[Data records]:
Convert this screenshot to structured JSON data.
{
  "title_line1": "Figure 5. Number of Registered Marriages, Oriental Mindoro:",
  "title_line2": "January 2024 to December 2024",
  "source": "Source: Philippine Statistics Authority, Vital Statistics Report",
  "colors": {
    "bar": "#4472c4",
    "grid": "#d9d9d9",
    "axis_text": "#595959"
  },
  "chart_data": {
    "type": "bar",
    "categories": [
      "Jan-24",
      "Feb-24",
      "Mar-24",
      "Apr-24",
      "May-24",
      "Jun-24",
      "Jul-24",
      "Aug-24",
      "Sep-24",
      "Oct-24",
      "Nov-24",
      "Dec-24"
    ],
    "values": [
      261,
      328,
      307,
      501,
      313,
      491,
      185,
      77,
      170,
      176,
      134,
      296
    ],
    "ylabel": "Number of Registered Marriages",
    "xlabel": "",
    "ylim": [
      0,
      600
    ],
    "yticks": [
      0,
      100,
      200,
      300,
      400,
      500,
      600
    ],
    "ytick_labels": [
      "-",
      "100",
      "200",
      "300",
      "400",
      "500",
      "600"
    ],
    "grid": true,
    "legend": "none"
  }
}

[Task requirements]:
The word "Marriages" appears in how many lines of the records? Give the number only.

[Written solution]:
2